Extracted records
================
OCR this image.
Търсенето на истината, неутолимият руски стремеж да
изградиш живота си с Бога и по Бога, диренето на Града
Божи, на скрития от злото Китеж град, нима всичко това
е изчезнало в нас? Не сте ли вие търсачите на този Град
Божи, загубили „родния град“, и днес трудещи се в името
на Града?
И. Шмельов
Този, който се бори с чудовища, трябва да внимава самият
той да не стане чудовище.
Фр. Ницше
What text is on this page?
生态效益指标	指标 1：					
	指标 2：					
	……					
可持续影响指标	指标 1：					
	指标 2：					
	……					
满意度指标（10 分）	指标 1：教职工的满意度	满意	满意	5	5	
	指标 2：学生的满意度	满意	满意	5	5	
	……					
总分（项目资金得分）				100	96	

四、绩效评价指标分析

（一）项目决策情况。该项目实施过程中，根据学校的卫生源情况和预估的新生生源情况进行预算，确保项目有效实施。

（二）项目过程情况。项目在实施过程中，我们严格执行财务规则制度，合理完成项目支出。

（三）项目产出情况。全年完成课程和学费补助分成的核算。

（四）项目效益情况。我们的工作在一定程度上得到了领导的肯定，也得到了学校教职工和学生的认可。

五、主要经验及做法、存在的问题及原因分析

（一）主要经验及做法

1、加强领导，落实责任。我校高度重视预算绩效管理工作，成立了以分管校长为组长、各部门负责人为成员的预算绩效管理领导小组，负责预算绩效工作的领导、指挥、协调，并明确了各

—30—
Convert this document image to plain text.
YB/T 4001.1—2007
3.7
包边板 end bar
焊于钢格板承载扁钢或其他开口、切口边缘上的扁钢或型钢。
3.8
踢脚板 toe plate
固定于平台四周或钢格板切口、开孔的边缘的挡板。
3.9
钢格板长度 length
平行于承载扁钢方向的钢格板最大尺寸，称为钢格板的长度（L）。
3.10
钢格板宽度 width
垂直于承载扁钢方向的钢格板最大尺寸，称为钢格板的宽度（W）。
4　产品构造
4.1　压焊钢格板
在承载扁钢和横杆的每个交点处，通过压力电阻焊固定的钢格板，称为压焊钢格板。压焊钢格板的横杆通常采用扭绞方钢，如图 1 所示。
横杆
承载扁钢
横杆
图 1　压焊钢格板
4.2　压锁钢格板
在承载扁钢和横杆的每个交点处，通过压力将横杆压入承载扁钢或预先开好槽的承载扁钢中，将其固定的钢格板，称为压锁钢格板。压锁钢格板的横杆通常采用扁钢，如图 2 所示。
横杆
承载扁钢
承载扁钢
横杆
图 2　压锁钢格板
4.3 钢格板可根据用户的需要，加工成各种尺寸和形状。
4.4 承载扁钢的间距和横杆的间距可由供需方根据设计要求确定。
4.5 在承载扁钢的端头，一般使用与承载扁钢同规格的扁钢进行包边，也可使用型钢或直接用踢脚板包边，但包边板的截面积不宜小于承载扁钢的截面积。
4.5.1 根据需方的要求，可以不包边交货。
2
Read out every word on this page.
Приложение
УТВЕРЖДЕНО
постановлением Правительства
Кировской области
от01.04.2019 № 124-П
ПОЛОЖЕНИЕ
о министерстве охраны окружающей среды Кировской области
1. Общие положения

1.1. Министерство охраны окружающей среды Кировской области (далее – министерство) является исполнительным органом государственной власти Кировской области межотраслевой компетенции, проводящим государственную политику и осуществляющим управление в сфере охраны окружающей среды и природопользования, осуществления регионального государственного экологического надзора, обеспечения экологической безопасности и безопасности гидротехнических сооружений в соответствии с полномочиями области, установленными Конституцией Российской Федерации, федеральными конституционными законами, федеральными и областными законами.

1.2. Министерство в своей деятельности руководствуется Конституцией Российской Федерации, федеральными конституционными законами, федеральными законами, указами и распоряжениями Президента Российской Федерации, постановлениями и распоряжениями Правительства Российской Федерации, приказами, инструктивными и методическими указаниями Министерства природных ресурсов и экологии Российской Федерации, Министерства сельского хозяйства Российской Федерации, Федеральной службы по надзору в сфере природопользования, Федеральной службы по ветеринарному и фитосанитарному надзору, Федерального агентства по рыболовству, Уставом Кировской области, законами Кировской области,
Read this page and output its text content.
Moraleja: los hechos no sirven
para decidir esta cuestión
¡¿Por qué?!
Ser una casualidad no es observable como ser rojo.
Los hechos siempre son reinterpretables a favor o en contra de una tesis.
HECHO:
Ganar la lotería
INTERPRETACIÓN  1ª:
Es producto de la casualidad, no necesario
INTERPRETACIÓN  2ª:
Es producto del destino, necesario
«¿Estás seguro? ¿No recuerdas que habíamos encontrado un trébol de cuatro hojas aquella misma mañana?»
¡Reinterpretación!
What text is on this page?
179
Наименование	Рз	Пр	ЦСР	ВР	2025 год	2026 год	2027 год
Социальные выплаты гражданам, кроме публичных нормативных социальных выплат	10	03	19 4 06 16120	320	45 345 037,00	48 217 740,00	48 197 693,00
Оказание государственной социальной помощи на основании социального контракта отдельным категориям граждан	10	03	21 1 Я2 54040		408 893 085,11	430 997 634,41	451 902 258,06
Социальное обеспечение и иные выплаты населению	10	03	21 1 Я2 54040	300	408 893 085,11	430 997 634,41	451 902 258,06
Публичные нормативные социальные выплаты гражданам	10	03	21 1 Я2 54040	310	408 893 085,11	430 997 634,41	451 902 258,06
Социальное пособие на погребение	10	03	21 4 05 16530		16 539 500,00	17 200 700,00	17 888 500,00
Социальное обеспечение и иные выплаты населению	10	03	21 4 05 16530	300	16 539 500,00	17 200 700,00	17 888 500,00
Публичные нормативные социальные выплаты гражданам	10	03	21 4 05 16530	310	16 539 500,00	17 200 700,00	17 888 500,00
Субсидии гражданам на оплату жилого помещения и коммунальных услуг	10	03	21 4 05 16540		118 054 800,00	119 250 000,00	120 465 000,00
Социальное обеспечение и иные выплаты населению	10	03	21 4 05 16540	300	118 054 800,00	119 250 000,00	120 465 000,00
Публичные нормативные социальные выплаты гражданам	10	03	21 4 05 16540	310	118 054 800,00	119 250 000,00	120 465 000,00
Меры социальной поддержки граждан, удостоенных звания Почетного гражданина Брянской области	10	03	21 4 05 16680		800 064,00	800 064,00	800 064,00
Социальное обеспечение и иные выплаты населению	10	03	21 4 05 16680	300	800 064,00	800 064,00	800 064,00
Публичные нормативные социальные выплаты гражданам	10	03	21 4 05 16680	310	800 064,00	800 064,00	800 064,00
================
TO DO. Take the lines above and retype all of them exactly.

EXERCISE ANSWER.
OCR this image.
Търсенето на истината, неутолимият руски стремеж да
изградиш живота си с Бога и по Бога, диренето на Града
Божи, на скрития от злото Китеж град, нима всичко това
е изчезнало в нас? Не сте ли вие търсачите на този Град
Божи, загубили „родния град“, и днес трудещи се в името
на Града?
И. Шмельов
Този, който се бори с чудовища, трябва да внимава самият
той да не стане чудовище.
Фр. Ницше
What text is on this page?
生态效益指标	指标 1：					
	指标 2：					
	……					
可持续影响指标	指标 1：					
	指标 2：					
	……					
满意度指标（10 分）	指标 1：教职工的满意度	满意	满意	5	5	
	指标 2：学生的满意度	满意	满意	5	5	
	……					
总分（项目资金得分）				100	96	

四、绩效评价指标分析

（一）项目决策情况。该项目实施过程中，根据学校的卫生源情况和预估的新生生源情况进行预算，确保项目有效实施。

（二）项目过程情况。项目在实施过程中，我们严格执行财务规则制度，合理完成项目支出。

（三）项目产出情况。全年完成课程和学费补助分成的核算。

（四）项目效益情况。我们的工作在一定程度上得到了领导的肯定，也得到了学校教职工和学生的认可。

五、主要经验及做法、存在的问题及原因分析

（一）主要经验及做法

1、加强领导，落实责任。我校高度重视预算绩效管理工作，成立了以分管校长为组长、各部门负责人为成员的预算绩效管理领导小组，负责预算绩效工作的领导、指挥、协调，并明确了各

—30—
Convert this document image to plain text.
YB/T 4001.1—2007
3.7
包边板 end bar
焊于钢格板承载扁钢或其他开口、切口边缘上的扁钢或型钢。
3.8
踢脚板 toe plate
固定于平台四周或钢格板切口、开孔的边缘的挡板。
3.9
钢格板长度 length
平行于承载扁钢方向的钢格板最大尺寸，称为钢格板的长度（L）。
3.10
钢格板宽度 width
垂直于承载扁钢方向的钢格板最大尺寸，称为钢格板的宽度（W）。
4　产品构造
4.1　压焊钢格板
在承载扁钢和横杆的每个交点处，通过压力电阻焊固定的钢格板，称为压焊钢格板。压焊钢格板的横杆通常采用扭绞方钢，如图 1 所示。
横杆
承载扁钢
横杆
图 1　压焊钢格板
4.2　压锁钢格板
在承载扁钢和横杆的每个交点处，通过压力将横杆压入承载扁钢或预先开好槽的承载扁钢中，将其固定的钢格板，称为压锁钢格板。压锁钢格板的横杆通常采用扁钢，如图 2 所示。
横杆
承载扁钢
承载扁钢
横杆
图 2　压锁钢格板
4.3 钢格板可根据用户的需要，加工成各种尺寸和形状。
4.4 承载扁钢的间距和横杆的间距可由供需方根据设计要求确定。
4.5 在承载扁钢的端头，一般使用与承载扁钢同规格的扁钢进行包边，也可使用型钢或直接用踢脚板包边，但包边板的截面积不宜小于承载扁钢的截面积。
4.5.1 根据需方的要求，可以不包边交货。
2
Read out every word on this page.
Приложение
УТВЕРЖДЕНО
постановлением Правительства
Кировской области
от01.04.2019 № 124-П
ПОЛОЖЕНИЕ
о министерстве охраны окружающей среды Кировской области
1. Общие положения

1.1. Министерство охраны окружающей среды Кировской области (далее – министерство) является исполнительным органом государственной власти Кировской области межотраслевой компетенции, проводящим государственную политику и осуществляющим управление в сфере охраны окружающей среды и природопользования, осуществления регионального государственного экологического надзора, обеспечения экологической безопасности и безопасности гидротехнических сооружений в соответствии с полномочиями области, установленными Конституцией Российской Федерации, федеральными конституционными законами, федеральными и областными законами.

1.2. Министерство в своей деятельности руководствуется Конституцией Российской Федерации, федеральными конституционными законами, федеральными законами, указами и распоряжениями Президента Российской Федерации, постановлениями и распоряжениями Правительства Российской Федерации, приказами, инструктивными и методическими указаниями Министерства природных ресурсов и экологии Российской Федерации, Министерства сельского хозяйства Российской Федерации, Федеральной службы по надзору в сфере природопользования, Федеральной службы по ветеринарному и фитосанитарному надзору, Федерального агентства по рыболовству, Уставом Кировской области, законами Кировской области,
Read this page and output its text content.
Moraleja: los hechos no sirven
para decidir esta cuestión
¡¿Por qué?!
Ser una casualidad no es observable como ser rojo.
Los hechos siempre son reinterpretables a favor o en contra de una tesis.
HECHO:
Ganar la lotería
INTERPRETACIÓN  1ª:
Es producto de la casualidad, no necesario
INTERPRETACIÓN  2ª:
Es producto del destino, necesario
«¿Estás seguro? ¿No recuerdas que habíamos encontrado un trébol de cuatro hojas aquella misma mañana?»
¡Reinterpretación!
What text is on this page?
179
Наименование	Рз	Пр	ЦСР	ВР	2025 год	2026 год	2027 год
Социальные выплаты гражданам, кроме публичных нормативных социальных выплат	10	03	19 4 06 16120	320	45 345 037,00	48 217 740,00	48 197 693,00
Оказание государственной социальной помощи на основании социального контракта отдельным категориям граждан	10	03	21 1 Я2 54040		408 893 085,11	430 997 634,41	451 902 258,06
Социальное обеспечение и иные выплаты населению	10	03	21 1 Я2 54040	300	408 893 085,11	430 997 634,41	451 902 258,06
Публичные нормативные социальные выплаты гражданам	10	03	21 1 Я2 54040	310	408 893 085,11	430 997 634,41	451 902 258,06
Социальное пособие на погребение	10	03	21 4 05 16530		16 539 500,00	17 200 700,00	17 888 500,00
Социальное обеспечение и иные выплаты населению	10	03	21 4 05 16530	300	16 539 500,00	17 200 700,00	17 888 500,00
Публичные нормативные социальные выплаты гражданам	10	03	21 4 05 16530	310	16 539 500,00	17 200 700,00	17 888 500,00
Субсидии гражданам на оплату жилого помещения и коммунальных услуг	10	03	21 4 05 16540		118 054 800,00	119 250 000,00	120 465 000,00
Социальное обеспечение и иные выплаты населению	10	03	21 4 05 16540	300	118 054 800,00	119 250 000,00	120 465 000,00
Публичные нормативные социальные выплаты гражданам	10	03	21 4 05 16540	310	118 054 800,00	119 250 000,00	120 465 000,00
Меры социальной поддержки граждан, удостоенных звания Почетного гражданина Брянской области	10	03	21 4 05 16680		800 064,00	800 064,00	800 064,00
Социальное обеспечение и иные выплаты населению	10	03	21 4 05 16680	300	800 064,00	800 064,00	800 064,00
Публичные нормативные социальные выплаты гражданам	10	03	21 4 05 16680	310	800 064,00	800 064,00	800 064,00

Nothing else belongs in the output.